As of 2000, children and teenagers (0–19 years old) make up 26.8% of the population, while adults (20–64 years old) make up 63.2% and seniors (over 64 years old) make up 10%.

As of 2000, there were 404 people who were single and never married in the municipality. There were 419 married individuals, 33 widows or widowers and 58 individuals who are divorced.

As of 2000, there were 340 private households in the municipality, and an average of 2.6 persons per household. There were 85 households that consist of only one person and 29 households with five or more people. In 2000, a total of 338 apartments (86.0% of the total) were permanently occupied, while 30 apartments (7.6%) were seasonally occupied and 25 apartments (6.4%) were empty. The vacancy rate for the municipality, in 2010, was 2.41%.

The historical population is given in the following chart:

==Politics==
In the 2007 federal election the most popular party was the SVP which received 27.08% of the vote. The next three most popular parties were the SP (20.12%), the FDP (19.09%) and the LPS Party (13.03%). In the federal election, a total of 293 votes were cast, and the voter turnout was 45.8%.

==Economy==
As of In 2010 2010, Lignières had an unemployment rate of 3.4%. As of 2008, there were 55 people employed in the primary economic sector and about 19 businesses involved in this sector. 50 people were employed in the secondary sector and there were 10 businesses in this sector. 164 people were employed in the tertiary sector, with 23 businesses in this sector. There were 512 residents of the municipality who were employed in some capacity, of which females made up 43.9% of the workforce.

In 2008 the total number of full-time equivalent jobs was 226. The number of jobs in the primary sector was 43, of which 38 were in agriculture and 4 were in forestry or lumber production. The number of jobs in the secondary sector was 47 of which 15 or (31.9%) were in manufacturing and 32 (68.1%) were in construction. The number of jobs in the tertiary sector was 136. In the tertiary sector; 13 or 9.6% were in wholesale or retail sales or the repair of motor vehicles, 78 or 57.4% were in the movement and storage of goods, 15 or 11.0% were in a hotel or restaurant, 2 or 1.5% were in the information industry, 1 was in education and 17 or 12.5% were in health care.

In 2000, there were 50 workers who commuted into the municipality and 358 workers who commuted away. The municipality is a net exporter of workers, with about 7.2 workers leaving the municipality for every one entering. Of the working population, 7% used public transportation to get to work, and 69.9% used a private car.

[Study questions]
1. Answer these questions from the passage on Lignières:
(a) Which party received the most votes in the 2007 federal election?
(b) How many private households did the municipality have in 2000?
(c) How many workers commuted into the municipality in 2000?
2. Pick up the passage on Lignières after its final sentence and continue it.
The listing bears no relation to the passage on Lignières.

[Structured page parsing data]
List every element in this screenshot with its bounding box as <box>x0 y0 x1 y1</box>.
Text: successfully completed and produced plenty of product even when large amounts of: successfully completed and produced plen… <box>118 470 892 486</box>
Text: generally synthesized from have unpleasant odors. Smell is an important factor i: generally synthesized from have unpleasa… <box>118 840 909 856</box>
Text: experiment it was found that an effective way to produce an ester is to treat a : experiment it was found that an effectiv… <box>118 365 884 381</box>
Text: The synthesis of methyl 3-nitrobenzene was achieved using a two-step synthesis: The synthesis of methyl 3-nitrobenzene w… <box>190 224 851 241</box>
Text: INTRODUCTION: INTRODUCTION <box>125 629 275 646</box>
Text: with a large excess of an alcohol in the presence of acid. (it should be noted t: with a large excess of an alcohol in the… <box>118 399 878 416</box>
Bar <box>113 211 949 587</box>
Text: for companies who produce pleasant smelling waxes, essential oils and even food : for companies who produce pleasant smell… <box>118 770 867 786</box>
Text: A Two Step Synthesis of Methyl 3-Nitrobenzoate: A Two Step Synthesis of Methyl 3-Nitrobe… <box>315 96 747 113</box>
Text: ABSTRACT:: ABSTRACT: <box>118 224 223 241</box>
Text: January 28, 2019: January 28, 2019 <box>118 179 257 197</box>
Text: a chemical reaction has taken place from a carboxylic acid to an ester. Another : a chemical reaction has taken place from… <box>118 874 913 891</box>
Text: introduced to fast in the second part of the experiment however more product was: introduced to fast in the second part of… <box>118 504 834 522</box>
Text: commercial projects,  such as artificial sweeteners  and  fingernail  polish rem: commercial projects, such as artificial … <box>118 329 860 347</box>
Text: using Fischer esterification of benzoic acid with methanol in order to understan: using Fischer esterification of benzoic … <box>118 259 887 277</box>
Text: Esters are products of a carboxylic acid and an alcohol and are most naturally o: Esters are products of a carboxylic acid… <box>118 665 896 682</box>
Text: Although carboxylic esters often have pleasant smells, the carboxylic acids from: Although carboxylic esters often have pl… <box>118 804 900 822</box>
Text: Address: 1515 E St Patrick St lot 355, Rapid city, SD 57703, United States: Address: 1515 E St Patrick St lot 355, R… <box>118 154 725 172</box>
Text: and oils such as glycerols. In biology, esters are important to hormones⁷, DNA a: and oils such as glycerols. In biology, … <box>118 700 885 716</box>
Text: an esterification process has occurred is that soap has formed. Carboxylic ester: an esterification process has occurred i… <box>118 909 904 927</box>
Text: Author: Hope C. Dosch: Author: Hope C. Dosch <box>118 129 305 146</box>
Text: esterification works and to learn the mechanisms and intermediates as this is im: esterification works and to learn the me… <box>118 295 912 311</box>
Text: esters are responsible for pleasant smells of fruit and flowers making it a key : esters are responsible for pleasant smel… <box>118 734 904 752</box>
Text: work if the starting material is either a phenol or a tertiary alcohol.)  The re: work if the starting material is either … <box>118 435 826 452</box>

[Answers for this exercise]
1.
(a) The SVP, with 27.08% of the vote.
(b) 340.
(c) 50.

2.
==Religion==
From the 2000 census, 187 or 20.5% were Roman Catholic, while 476 or 52.1% belonged to the Swiss Reformed Church. Of the rest of the population, there was 1 member of an Orthodox church, there were 5 individuals (or about 0.55% of the population) who belonged to the Christian Catholic Church, and there were 22 individuals (or about 2.41% of the population) who belonged to another Christian church. There were 6 (or about 0.66% of the population) who were Islamic. There was 1 person who was Buddhist and 1 individual who belonged to another church. 178 (or about 19.47% of the population) belonged to no church, are agnostic or atheist, and 47 individuals (or about 5.14% of the population) did not answer the question.

==Education==
In Lignières about 353 or (38.6%) of the population have completed non-mandatory upper secondary education, and 129 or (14.1%) have completed additional higher education (either university or a Fachhochschule). Of the 129 who completed tertiary schooling, 58.9% were Swiss men, 19.4% were Swiss women, 14.0% were non-Swiss men and 7.8% were non-Swiss women.

In the canton of Neuchâtel most municipalities provide two years of non-mandatory kindergarten, followed by five years of mandatory primary education. The next four years of mandatory secondary education is provided at thirteen larger secondary schools, which many students travel out of their home municipality to attend. During the 2010-11 school year, there were 1.5 kindergarten classes with a total of 35 students in Lignières. In the same year, there were 4 primary classes with a total of 71 students.

As of 2000, there were 3 students in Lignières who came from another municipality, while 77 residents attended schools outside the municipality.